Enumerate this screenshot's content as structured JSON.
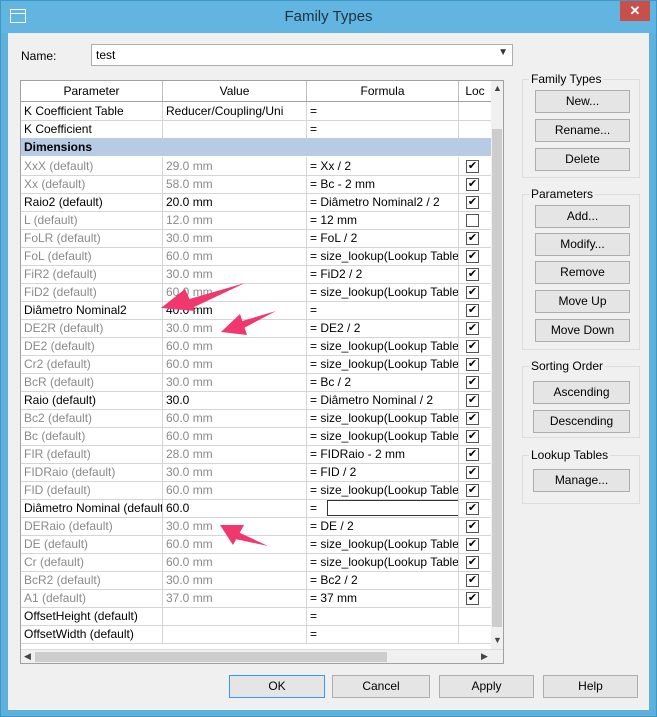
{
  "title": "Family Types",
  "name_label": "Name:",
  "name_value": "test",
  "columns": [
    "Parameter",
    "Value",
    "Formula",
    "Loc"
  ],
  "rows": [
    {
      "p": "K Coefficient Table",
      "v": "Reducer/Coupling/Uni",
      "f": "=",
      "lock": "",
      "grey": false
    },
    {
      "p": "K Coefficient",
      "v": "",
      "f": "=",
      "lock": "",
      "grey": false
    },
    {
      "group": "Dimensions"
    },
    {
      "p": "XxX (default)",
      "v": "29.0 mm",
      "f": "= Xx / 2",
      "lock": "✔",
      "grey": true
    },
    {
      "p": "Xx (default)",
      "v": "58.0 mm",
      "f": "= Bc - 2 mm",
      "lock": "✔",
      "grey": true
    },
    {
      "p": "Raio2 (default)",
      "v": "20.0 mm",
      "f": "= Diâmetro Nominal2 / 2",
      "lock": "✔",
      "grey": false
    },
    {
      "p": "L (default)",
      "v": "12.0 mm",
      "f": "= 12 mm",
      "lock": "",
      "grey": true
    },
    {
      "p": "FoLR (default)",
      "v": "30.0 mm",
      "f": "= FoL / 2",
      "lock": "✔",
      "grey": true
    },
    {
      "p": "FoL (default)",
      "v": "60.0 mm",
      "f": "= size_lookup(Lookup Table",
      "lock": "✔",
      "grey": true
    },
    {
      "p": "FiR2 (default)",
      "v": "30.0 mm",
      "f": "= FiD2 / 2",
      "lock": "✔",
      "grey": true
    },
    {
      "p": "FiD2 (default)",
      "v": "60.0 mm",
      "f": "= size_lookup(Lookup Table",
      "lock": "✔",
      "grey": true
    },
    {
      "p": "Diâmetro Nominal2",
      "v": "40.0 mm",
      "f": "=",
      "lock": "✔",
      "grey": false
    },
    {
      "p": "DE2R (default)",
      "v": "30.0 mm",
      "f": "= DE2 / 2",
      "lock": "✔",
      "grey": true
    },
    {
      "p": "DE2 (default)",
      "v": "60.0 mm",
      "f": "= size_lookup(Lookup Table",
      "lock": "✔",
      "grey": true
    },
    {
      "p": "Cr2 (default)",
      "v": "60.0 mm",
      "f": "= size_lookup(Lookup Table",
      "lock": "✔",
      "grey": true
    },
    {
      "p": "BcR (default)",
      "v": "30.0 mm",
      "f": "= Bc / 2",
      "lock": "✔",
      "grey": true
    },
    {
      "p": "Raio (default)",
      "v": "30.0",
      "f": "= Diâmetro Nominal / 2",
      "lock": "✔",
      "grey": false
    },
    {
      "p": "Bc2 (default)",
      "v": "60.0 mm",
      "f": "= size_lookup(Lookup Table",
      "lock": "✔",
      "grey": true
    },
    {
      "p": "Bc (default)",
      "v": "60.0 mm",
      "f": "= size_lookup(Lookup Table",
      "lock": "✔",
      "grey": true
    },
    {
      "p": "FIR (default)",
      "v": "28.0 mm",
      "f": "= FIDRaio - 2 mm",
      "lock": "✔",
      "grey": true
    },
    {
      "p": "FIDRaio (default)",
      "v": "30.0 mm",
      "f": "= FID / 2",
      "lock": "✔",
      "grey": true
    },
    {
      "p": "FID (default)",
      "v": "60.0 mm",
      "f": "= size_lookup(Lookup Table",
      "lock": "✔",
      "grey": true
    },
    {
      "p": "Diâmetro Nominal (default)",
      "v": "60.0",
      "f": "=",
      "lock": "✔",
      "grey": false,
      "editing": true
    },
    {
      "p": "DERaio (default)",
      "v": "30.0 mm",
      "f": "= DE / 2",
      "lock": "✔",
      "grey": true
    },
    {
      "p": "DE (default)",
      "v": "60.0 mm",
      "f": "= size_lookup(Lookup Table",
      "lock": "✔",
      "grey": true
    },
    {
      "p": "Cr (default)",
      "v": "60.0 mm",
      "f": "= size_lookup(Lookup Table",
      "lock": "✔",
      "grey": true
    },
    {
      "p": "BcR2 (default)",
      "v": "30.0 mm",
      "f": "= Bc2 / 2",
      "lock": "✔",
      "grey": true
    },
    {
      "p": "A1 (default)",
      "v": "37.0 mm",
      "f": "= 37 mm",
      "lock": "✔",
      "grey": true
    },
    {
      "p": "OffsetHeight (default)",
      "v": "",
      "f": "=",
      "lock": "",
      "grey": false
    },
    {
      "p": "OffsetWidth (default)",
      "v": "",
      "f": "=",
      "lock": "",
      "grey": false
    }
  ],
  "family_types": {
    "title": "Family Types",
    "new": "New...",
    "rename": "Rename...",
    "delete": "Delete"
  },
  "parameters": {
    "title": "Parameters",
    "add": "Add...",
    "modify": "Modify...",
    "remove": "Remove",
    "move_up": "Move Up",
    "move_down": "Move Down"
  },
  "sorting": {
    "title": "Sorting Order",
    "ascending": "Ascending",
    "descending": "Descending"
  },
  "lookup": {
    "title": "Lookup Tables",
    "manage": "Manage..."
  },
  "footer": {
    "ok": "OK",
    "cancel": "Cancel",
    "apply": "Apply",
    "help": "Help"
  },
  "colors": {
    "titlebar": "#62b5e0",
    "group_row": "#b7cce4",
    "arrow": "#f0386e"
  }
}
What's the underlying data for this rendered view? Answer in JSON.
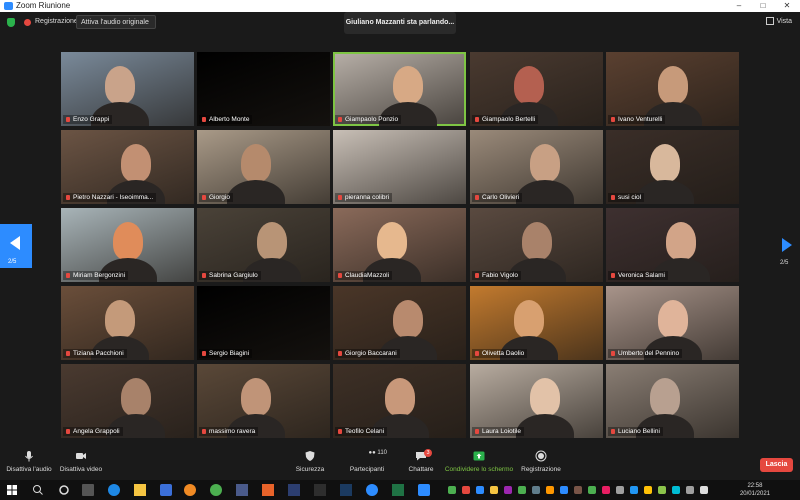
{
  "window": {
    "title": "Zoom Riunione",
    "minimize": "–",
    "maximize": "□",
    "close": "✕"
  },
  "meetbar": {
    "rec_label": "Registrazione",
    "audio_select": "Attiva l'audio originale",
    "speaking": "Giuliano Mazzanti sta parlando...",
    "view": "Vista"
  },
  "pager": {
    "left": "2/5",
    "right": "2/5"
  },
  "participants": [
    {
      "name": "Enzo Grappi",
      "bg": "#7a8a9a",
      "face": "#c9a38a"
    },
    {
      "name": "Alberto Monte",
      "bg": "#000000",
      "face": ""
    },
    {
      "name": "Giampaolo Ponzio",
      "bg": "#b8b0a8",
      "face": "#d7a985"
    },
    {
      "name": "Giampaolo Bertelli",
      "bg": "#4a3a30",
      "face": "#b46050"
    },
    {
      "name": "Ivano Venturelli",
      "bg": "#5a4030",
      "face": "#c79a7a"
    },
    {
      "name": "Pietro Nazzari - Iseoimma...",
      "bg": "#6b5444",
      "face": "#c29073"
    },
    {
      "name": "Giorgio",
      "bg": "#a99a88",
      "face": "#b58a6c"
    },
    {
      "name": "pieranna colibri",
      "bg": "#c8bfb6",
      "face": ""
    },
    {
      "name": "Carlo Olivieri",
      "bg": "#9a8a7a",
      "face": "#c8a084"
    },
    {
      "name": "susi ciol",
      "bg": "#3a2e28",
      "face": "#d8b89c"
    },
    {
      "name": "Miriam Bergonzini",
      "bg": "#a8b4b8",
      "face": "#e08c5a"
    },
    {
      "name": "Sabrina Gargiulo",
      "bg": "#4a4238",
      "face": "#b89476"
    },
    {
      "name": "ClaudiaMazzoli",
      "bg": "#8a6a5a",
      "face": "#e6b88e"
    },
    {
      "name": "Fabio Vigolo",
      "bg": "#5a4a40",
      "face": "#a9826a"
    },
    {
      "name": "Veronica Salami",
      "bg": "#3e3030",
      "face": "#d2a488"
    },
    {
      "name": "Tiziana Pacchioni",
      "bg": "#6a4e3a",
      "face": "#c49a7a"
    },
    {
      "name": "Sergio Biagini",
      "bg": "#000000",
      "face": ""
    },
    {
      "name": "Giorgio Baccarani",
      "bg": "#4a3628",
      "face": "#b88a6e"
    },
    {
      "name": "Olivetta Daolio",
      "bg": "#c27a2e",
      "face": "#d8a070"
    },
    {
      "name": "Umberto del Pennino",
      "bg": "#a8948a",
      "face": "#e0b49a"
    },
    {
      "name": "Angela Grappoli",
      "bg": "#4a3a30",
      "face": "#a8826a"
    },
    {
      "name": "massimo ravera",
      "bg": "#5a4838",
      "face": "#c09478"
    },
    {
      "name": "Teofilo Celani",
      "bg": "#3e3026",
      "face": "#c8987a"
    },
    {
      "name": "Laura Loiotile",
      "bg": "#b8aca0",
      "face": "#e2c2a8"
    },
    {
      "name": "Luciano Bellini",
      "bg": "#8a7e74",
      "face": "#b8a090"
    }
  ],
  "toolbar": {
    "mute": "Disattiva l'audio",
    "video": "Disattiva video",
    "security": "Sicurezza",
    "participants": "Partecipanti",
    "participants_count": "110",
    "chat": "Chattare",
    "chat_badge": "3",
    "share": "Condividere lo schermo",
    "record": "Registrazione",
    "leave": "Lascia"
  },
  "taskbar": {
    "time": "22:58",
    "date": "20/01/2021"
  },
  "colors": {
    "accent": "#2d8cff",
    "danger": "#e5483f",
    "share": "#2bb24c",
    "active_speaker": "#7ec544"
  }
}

....

### WHAT TO DO
Give the number of lines where the string "Diâmetro" occurs, without any further text.

### COMPLETE RESPONSE
4